'''
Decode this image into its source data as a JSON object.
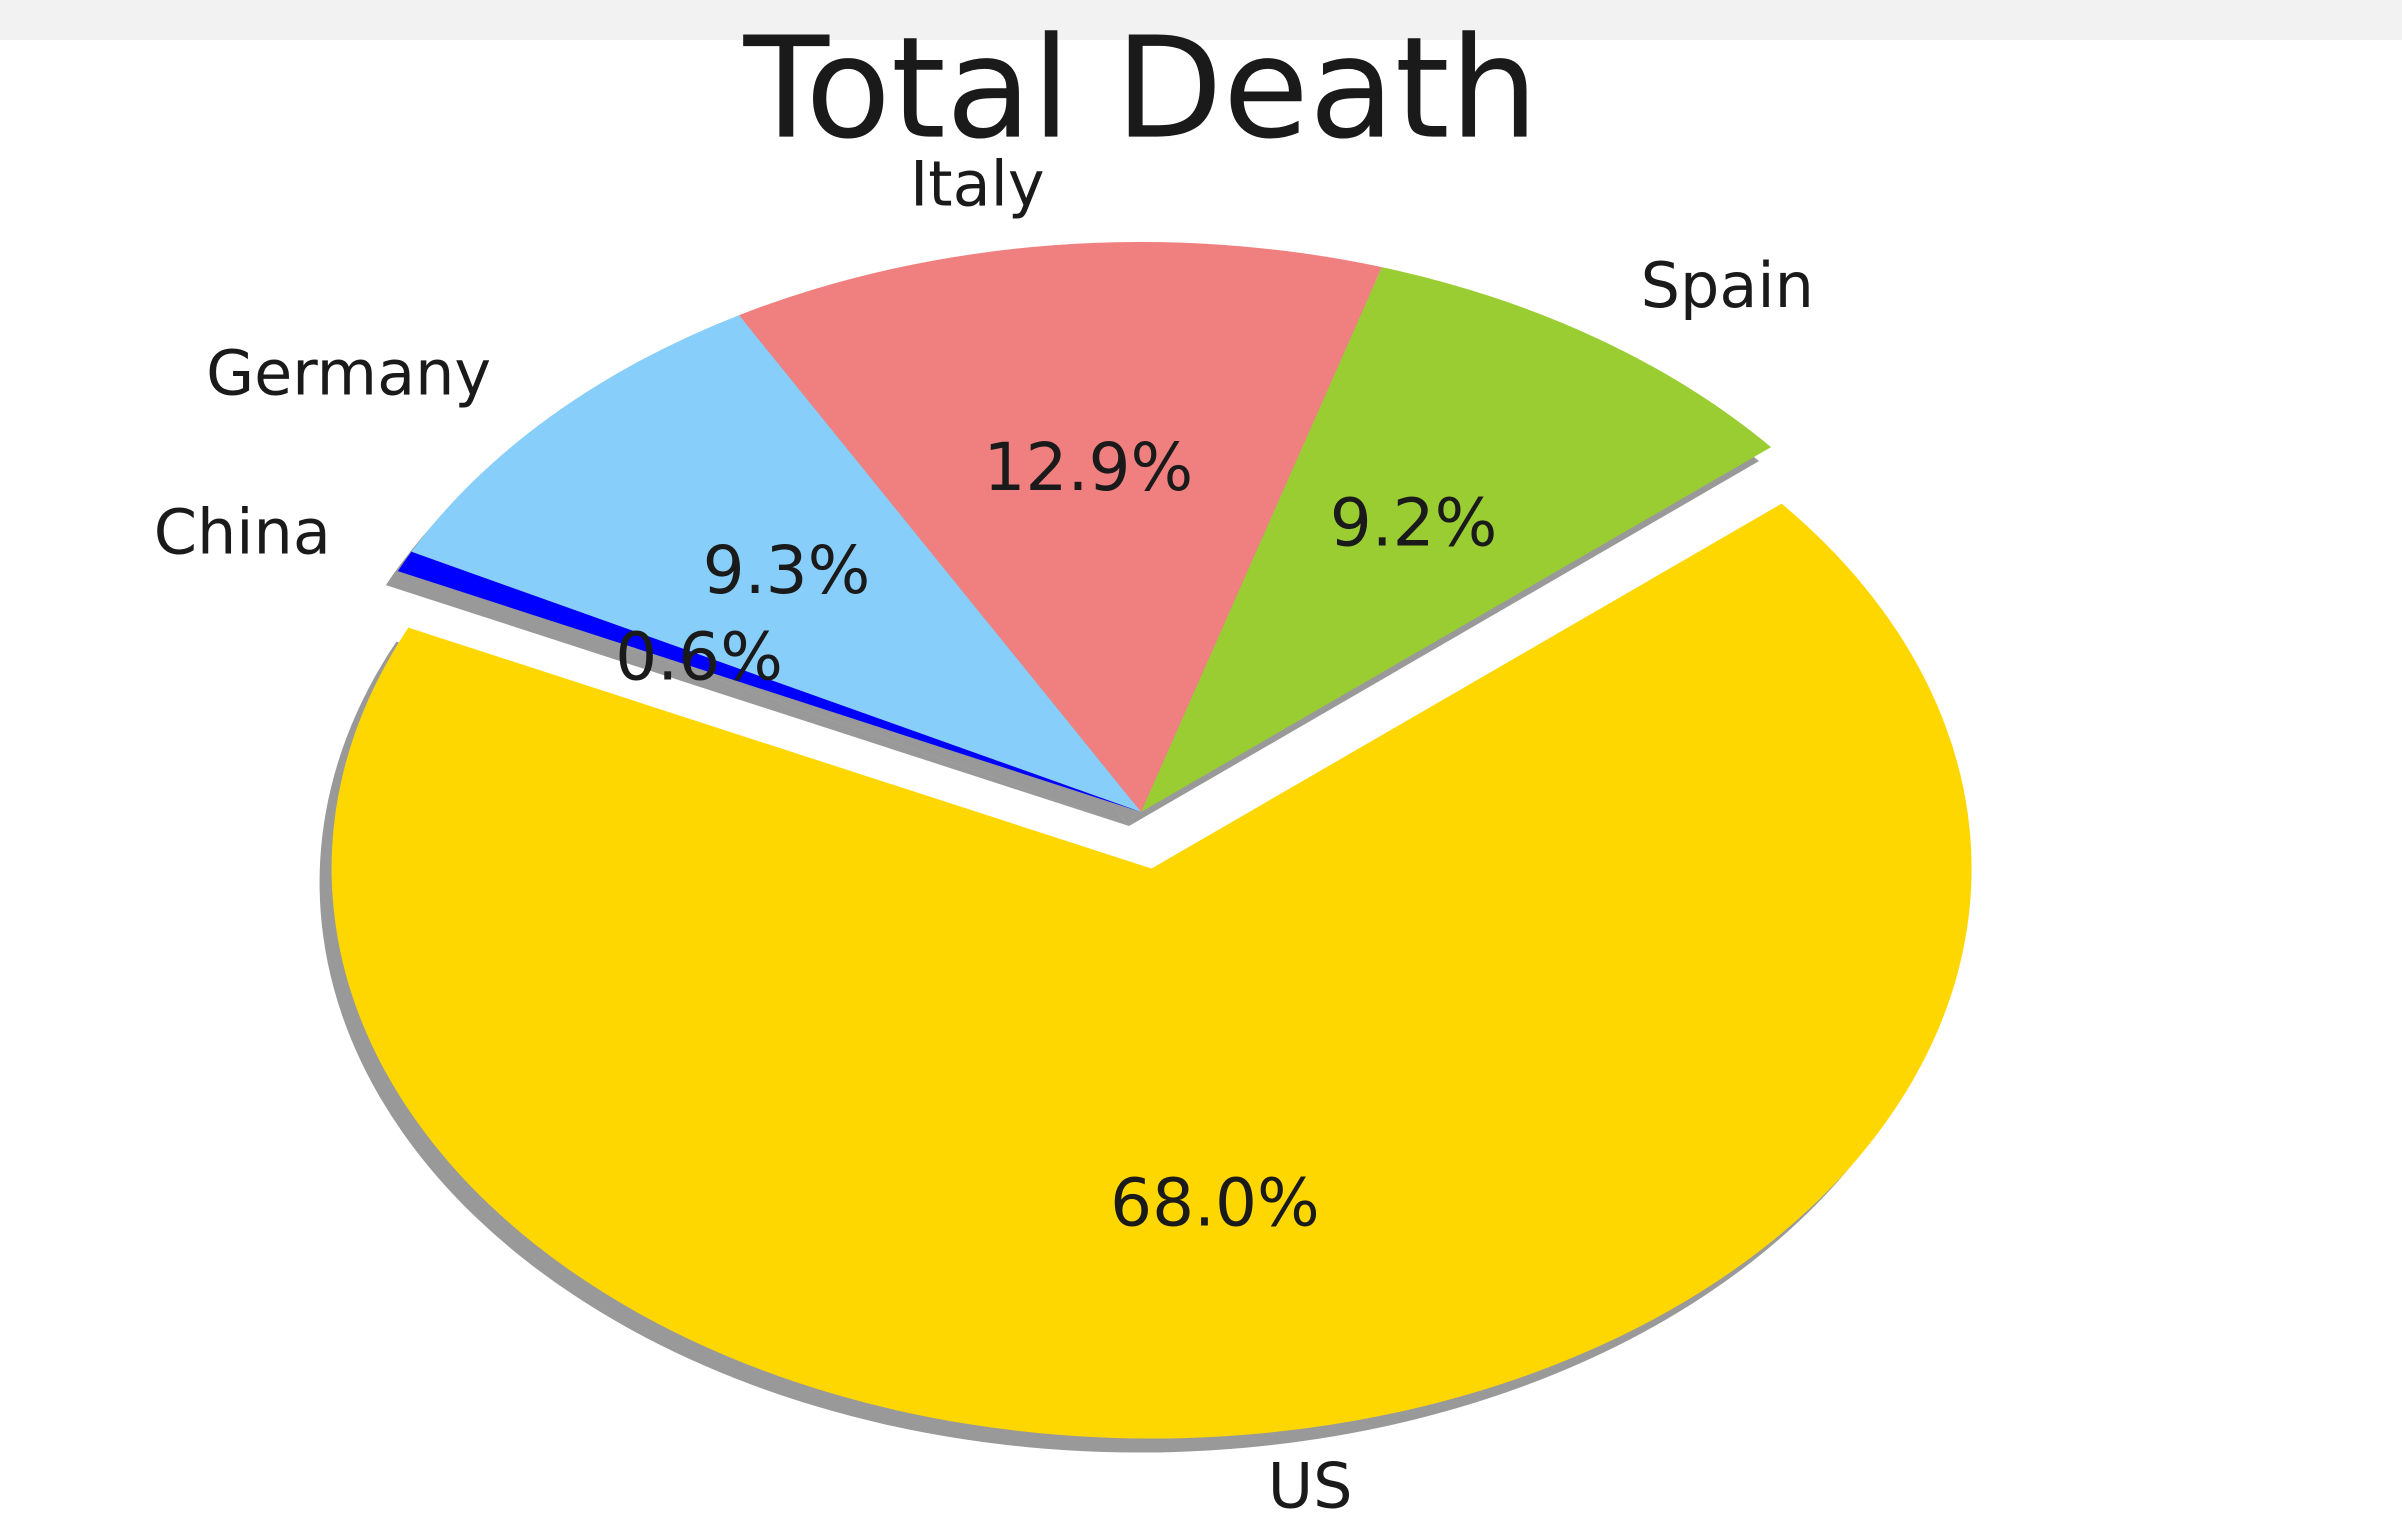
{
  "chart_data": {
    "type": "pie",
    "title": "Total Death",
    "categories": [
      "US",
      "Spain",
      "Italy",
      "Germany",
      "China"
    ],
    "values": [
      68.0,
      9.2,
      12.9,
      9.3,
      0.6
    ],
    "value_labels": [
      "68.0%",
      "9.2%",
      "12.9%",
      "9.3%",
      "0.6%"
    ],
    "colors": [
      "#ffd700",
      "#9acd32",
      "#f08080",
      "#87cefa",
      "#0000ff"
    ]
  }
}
'''
■ Exercise directions ■
Take the data above and repeat it exactly, leaving each picture out.

■ Answer to this problem ■
Decode this image into its source data as a JSON object.
{
  "chart_data": {
    "type": "pie",
    "title": "Total Death",
    "categories": [
      "US",
      "Spain",
      "Italy",
      "Germany",
      "China"
    ],
    "values": [
      68.0,
      9.2,
      12.9,
      9.3,
      0.6
    ],
    "value_labels": [
      "68.0%",
      "9.2%",
      "12.9%",
      "9.3%",
      "0.6%"
    ],
    "colors": [
      "#ffd700",
      "#9acd32",
      "#f08080",
      "#87cefa",
      "#0000ff"
    ]
  }
}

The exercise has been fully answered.